Search the material below for the word "icon" and copy every line in which it occurs.

**Extracted data:**

>>>

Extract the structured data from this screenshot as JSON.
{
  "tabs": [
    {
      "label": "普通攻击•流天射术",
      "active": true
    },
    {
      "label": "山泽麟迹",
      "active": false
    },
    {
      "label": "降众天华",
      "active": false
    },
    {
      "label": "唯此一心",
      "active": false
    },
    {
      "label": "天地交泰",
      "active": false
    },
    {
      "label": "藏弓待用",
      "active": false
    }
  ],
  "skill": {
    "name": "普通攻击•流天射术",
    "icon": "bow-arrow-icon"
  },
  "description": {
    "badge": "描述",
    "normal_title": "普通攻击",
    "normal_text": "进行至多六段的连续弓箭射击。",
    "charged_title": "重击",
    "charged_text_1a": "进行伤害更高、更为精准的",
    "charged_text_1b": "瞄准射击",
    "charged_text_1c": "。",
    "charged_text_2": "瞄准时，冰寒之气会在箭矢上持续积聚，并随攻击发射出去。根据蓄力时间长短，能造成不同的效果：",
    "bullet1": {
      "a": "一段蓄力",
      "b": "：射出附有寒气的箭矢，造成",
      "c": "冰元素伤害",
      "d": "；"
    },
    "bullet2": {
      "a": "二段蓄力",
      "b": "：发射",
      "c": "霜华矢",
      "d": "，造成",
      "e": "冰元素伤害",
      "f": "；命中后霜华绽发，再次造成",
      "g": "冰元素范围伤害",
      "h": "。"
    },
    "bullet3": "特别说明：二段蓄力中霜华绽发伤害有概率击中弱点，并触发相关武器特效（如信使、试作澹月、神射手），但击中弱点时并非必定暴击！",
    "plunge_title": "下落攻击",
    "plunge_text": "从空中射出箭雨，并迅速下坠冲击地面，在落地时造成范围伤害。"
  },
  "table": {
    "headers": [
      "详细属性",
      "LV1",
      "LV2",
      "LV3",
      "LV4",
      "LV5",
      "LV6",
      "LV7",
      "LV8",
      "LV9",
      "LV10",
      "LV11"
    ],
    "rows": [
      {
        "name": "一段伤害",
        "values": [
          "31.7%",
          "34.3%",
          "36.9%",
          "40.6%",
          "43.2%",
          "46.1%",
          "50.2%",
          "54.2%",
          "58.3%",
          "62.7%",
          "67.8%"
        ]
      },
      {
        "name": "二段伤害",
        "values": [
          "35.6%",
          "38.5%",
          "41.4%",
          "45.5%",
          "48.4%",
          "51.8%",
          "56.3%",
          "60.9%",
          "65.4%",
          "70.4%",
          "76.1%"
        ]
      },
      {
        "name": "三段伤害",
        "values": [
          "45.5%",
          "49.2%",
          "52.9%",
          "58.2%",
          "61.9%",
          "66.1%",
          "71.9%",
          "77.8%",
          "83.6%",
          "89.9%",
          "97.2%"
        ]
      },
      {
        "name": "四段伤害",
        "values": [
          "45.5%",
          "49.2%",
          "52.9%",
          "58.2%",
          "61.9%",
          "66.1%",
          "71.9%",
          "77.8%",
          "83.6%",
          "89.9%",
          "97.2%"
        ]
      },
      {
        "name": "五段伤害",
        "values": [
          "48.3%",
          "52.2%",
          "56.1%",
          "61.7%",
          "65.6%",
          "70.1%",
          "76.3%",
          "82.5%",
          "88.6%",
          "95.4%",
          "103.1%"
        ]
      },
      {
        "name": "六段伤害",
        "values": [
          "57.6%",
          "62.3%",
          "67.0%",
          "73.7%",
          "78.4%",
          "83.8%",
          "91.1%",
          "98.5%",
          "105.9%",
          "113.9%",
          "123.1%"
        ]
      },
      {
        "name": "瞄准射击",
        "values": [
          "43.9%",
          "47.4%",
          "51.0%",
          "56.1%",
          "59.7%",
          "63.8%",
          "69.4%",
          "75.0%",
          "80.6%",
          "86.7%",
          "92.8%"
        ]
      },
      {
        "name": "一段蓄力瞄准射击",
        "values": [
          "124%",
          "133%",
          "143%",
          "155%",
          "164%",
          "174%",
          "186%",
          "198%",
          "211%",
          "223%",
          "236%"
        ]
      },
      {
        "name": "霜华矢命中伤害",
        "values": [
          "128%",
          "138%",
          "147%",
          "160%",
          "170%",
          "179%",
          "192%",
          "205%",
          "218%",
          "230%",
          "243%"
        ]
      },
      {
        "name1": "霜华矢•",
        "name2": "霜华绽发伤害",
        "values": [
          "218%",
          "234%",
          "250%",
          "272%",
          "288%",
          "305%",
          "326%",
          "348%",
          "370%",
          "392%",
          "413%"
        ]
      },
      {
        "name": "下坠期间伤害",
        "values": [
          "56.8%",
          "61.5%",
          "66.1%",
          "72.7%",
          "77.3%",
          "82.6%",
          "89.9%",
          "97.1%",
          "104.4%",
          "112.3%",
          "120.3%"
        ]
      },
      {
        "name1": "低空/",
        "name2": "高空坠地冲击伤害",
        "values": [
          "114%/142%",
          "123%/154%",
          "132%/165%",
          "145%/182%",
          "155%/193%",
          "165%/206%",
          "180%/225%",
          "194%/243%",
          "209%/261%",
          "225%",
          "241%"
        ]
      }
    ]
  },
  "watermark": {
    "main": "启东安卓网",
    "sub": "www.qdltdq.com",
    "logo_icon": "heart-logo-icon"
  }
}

<<<

**Expected answer:**
    "icon": "bow-arrow-icon"
    "logo_icon": "heart-logo-icon"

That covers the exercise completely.